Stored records
━━━━━━━━━━━━━━━━━━━━

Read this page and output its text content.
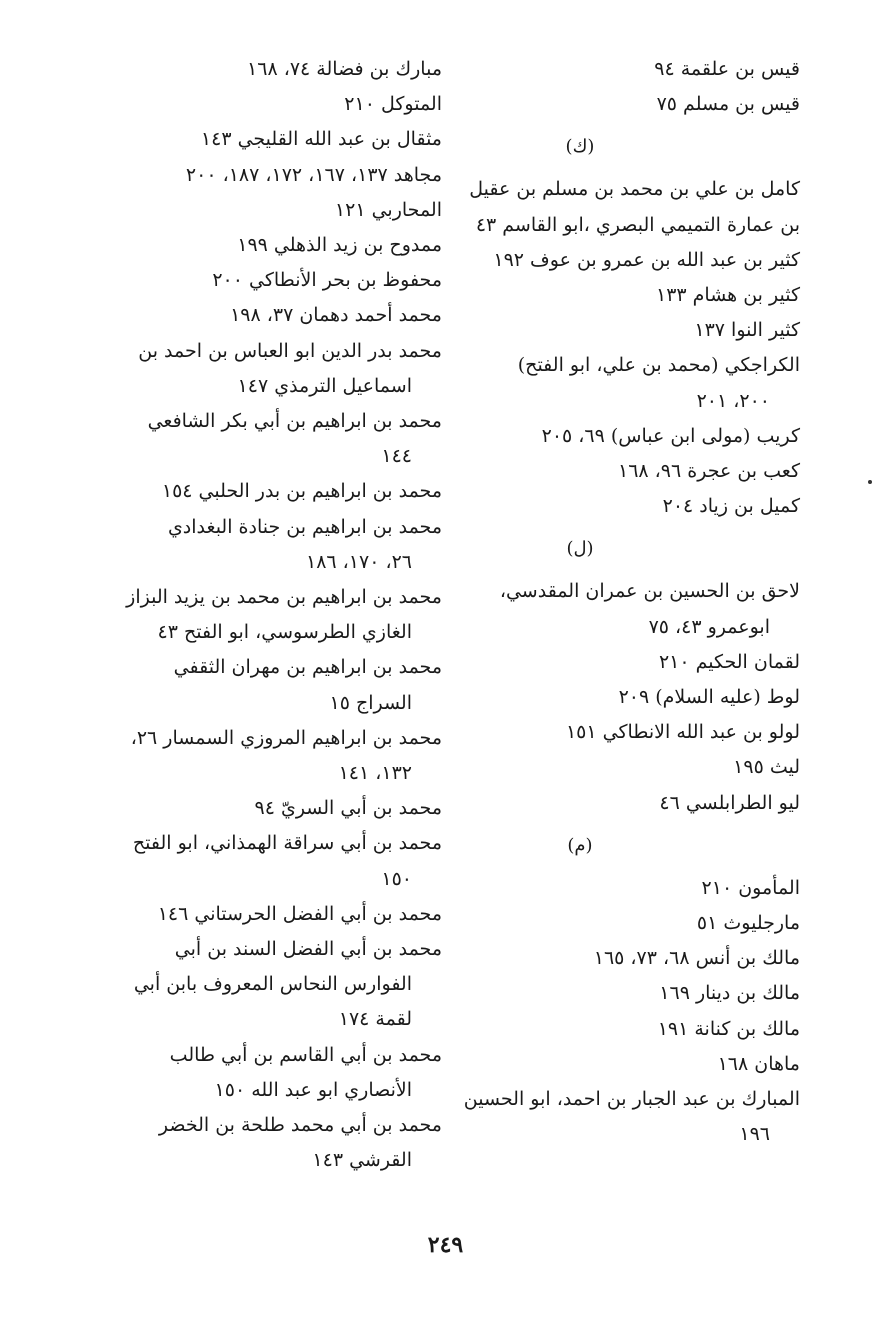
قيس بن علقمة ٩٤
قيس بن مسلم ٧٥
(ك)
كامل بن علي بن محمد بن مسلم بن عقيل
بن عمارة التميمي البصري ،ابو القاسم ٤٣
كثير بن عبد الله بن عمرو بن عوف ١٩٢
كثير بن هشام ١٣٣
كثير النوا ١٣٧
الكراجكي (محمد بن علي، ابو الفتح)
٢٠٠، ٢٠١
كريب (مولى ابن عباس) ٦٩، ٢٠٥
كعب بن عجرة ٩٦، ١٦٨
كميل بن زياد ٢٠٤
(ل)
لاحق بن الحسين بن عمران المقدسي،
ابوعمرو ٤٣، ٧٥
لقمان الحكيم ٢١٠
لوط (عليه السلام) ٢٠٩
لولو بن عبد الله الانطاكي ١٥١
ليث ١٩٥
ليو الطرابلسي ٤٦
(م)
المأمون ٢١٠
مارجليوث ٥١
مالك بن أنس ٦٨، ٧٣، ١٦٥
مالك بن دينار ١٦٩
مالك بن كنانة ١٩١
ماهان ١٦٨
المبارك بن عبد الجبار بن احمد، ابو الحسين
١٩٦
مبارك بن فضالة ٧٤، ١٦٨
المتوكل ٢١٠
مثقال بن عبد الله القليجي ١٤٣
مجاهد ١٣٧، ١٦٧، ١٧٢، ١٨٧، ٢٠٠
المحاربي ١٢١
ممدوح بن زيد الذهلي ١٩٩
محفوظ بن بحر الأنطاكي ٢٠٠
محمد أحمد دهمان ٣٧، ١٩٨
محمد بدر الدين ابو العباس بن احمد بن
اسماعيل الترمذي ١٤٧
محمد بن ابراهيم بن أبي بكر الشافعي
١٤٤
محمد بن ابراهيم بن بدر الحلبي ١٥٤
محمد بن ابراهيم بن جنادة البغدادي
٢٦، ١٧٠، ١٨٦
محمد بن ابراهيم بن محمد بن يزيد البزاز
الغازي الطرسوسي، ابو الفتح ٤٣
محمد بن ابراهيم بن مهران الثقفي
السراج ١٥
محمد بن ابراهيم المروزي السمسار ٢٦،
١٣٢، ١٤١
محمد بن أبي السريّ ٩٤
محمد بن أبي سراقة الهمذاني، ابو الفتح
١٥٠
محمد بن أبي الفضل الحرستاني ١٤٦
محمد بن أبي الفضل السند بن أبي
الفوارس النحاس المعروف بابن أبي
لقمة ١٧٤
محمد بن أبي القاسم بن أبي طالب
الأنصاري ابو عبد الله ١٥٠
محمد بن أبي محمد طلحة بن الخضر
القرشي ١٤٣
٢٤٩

━━━━━━━━━━━━━━━━━━━━

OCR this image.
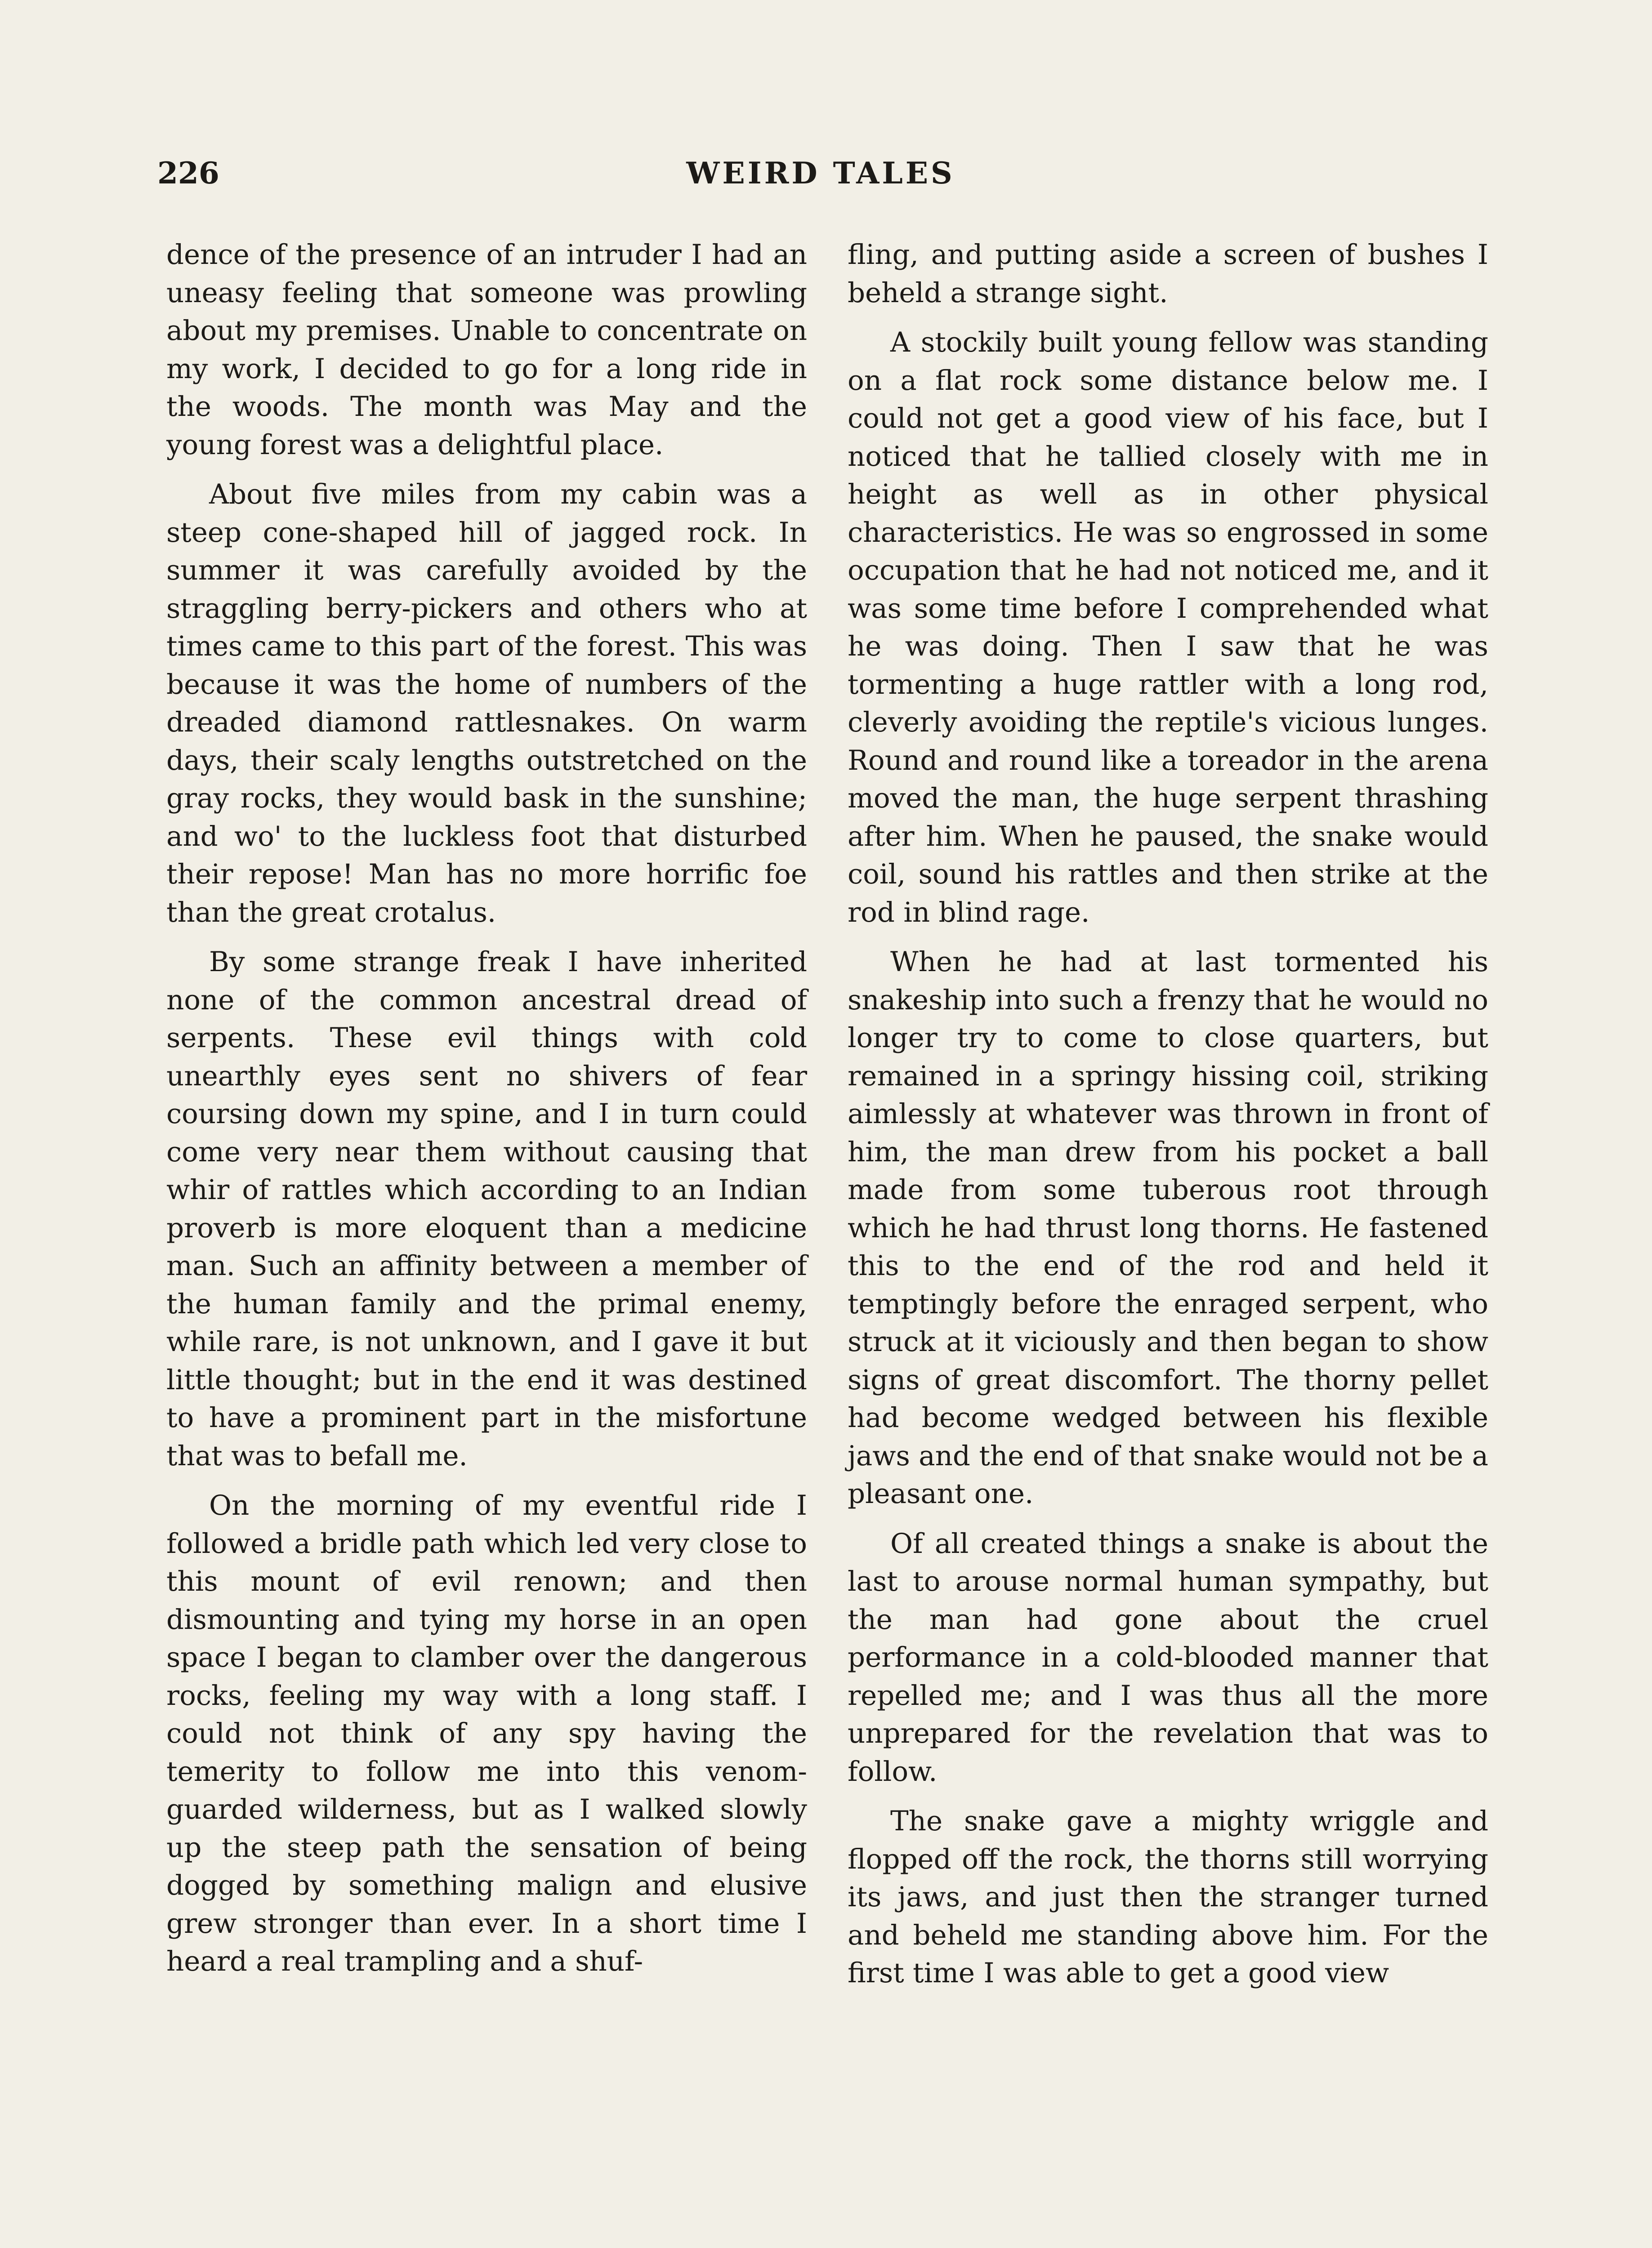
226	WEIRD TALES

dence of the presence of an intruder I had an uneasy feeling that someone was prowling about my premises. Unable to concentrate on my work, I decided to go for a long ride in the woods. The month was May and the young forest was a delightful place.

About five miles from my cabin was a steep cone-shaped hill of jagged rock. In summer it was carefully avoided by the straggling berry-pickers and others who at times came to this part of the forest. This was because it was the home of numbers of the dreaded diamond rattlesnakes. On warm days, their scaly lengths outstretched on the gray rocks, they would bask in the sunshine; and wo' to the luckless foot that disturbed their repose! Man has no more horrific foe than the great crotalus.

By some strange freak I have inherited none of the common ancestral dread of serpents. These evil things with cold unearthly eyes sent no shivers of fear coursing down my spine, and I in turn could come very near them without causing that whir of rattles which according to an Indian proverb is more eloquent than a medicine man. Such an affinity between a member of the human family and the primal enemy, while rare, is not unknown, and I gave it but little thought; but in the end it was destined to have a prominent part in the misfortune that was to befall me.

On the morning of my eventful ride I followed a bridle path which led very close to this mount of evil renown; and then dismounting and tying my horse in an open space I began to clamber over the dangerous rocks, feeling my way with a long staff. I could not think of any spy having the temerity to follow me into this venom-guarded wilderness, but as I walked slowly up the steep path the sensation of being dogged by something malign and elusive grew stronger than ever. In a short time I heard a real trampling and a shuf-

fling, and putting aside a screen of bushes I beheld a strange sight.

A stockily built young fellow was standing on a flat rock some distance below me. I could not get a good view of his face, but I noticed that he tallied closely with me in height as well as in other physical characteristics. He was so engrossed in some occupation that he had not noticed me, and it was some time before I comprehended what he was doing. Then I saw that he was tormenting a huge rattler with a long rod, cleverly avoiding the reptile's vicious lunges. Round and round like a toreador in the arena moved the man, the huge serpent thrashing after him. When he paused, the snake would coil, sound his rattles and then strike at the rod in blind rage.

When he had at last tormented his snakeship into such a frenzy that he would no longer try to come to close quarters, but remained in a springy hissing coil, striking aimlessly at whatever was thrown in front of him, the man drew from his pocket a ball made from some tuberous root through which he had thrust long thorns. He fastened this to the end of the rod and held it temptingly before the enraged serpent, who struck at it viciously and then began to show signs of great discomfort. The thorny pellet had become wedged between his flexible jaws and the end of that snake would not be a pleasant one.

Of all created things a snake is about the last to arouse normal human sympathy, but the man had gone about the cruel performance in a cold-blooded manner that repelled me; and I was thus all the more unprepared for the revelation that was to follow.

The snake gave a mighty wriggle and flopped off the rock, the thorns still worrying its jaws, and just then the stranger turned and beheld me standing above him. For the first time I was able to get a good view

━━━━━━━━━━━━━━━━━━━━

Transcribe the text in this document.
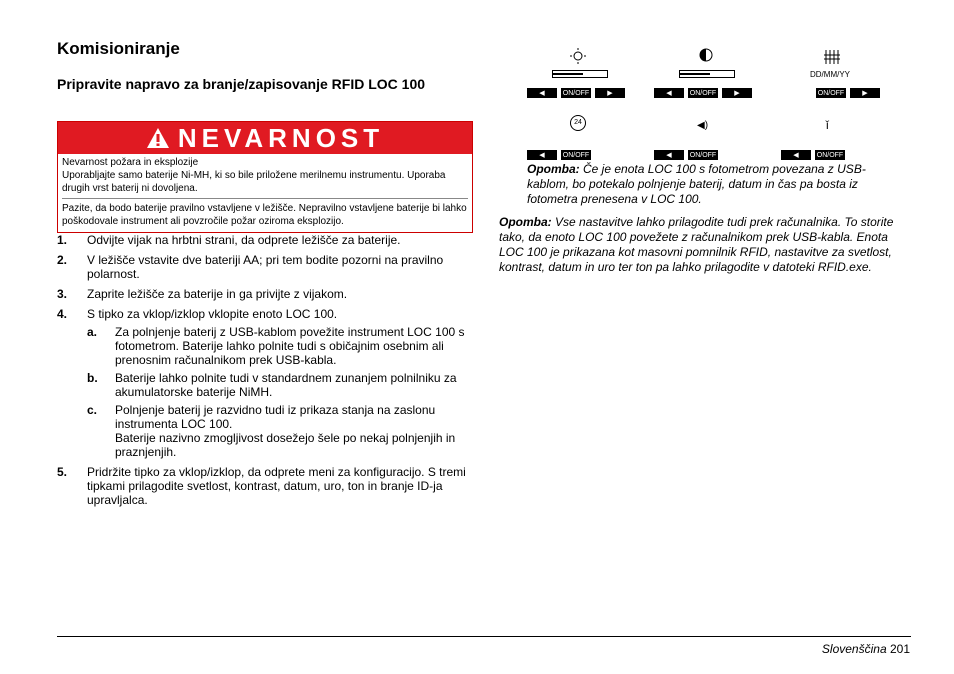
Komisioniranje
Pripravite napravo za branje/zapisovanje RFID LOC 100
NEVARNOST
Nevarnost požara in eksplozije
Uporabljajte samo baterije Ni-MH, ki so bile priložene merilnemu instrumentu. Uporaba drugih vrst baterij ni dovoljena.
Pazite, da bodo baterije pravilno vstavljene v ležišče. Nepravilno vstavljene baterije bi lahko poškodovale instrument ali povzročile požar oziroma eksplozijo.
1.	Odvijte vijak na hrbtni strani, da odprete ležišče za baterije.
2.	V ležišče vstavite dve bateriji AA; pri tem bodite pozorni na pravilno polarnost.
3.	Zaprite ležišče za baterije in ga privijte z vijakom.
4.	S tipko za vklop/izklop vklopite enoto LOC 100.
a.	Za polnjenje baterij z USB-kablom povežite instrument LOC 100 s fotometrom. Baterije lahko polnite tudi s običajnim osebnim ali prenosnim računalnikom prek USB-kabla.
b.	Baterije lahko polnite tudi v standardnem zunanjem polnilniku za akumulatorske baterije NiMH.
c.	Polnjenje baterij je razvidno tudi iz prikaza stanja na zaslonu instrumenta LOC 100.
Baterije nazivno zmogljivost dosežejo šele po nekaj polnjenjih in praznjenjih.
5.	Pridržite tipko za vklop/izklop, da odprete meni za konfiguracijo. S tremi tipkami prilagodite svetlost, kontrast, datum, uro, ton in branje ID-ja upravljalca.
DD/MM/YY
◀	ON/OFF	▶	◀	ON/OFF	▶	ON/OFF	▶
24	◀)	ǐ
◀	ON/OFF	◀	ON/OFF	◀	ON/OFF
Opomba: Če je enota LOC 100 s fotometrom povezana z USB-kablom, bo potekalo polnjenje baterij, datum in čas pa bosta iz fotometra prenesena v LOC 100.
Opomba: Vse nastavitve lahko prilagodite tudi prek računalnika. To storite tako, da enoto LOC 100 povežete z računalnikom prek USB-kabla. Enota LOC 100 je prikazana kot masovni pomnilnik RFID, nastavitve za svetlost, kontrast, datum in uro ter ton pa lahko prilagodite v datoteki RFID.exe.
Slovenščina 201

━━━━━━━━━━━━━━━━━━━━

▶ [What to work on]: Return a copy of every line that includes the word "text".

▶ [Task solution]:
Read this page and output its text content.
Transcribe the text in this document.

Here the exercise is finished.